SUPPLIED MATERIAL =>

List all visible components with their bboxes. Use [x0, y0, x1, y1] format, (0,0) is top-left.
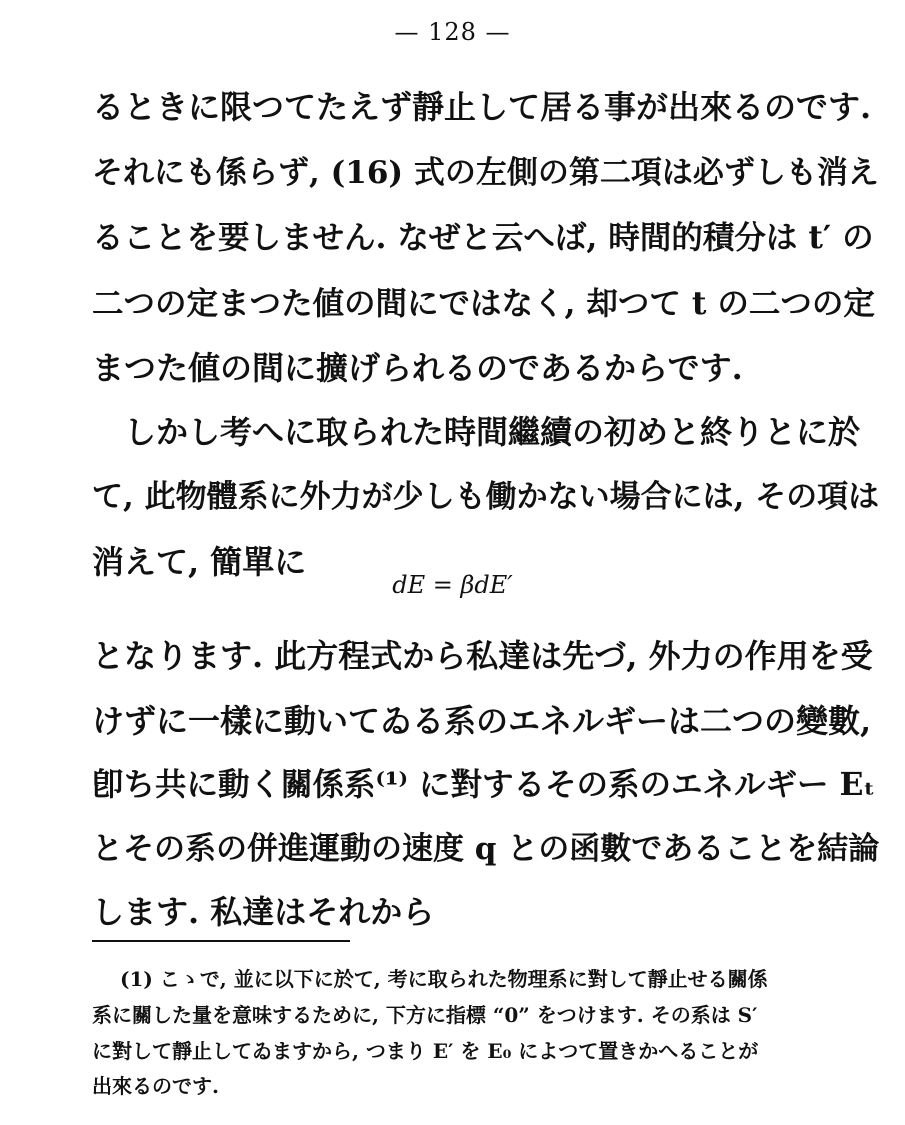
text-line: します. 私達はそれから	[92, 893, 435, 931]
footnote-rule	[92, 940, 350, 942]
footnote-line: 系に關した量を意味するために, 下方に指標 “0” をつけます. その系は S′	[92, 1003, 758, 1027]
text-line: 卽ち共に動く關係系⁽¹⁾ に對するその系のエネルギー Eₜ	[92, 766, 876, 803]
footnote-line: に對して靜止してゐますから, つまり E′ を E₀ によつて置きかへることが	[92, 1039, 759, 1063]
footnote-line: (1) こゝで, 並に以下に於て, 考に取られた物理系に對して靜止せる關係	[120, 967, 768, 991]
text-line: まつた値の間に擴げられるのであるからです.	[92, 349, 743, 387]
text-line: それにも係らず, (16) 式の左側の第二項は必ずしも消え	[92, 155, 879, 191]
text-line: とその系の併進運動の速度 q との函數であることを結論	[92, 831, 880, 867]
page-number: — 128 —	[394, 18, 511, 46]
text-line: るときに限つてたえず靜止して居る事が出來るのです.	[92, 88, 872, 126]
text-line: ることを要しません. なぜと云へば, 時間的積分は t′ の	[92, 219, 874, 256]
text-line: けずに一樣に動いてゐる系のエネルギーは二つの變數,	[92, 702, 872, 740]
text-line: しかし考へに取られた時間繼續の初めと終りとに於	[124, 413, 861, 451]
text-line: 消えて, 簡單に	[92, 543, 307, 581]
text-line: となります. 此方程式から私達は先づ, 外力の作用を受	[92, 637, 873, 675]
display-equation: dE = βdE′	[392, 571, 513, 599]
text-line: 二つの定まつた値の間にではなく, 却つて t の二つの定	[92, 285, 875, 322]
footnote-line: 出來るのです.	[92, 1074, 219, 1098]
text-line: て, 此物體系に外力が少しも働かない場合には, その項は	[92, 479, 880, 515]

TASK GOAL => List every line of the records that contains the string "footnote", treating uppercase and lowercase letters as different.

WRITTEN SOLUTION =>
footnote-rule	[92, 940, 350, 942]
footnote-line: 系に關した量を意味するために, 下方に指標 “0” をつけます. その系は S′	[92, 1003, 758, 1027]
footnote-line: に對して靜止してゐますから, つまり E′ を E₀ によつて置きかへることが	[92, 1039, 759, 1063]
footnote-line: (1) こゝで, 並に以下に於て, 考に取られた物理系に對して靜止せる關係	[120, 967, 768, 991]
footnote-line: 出來るのです.	[92, 1074, 219, 1098]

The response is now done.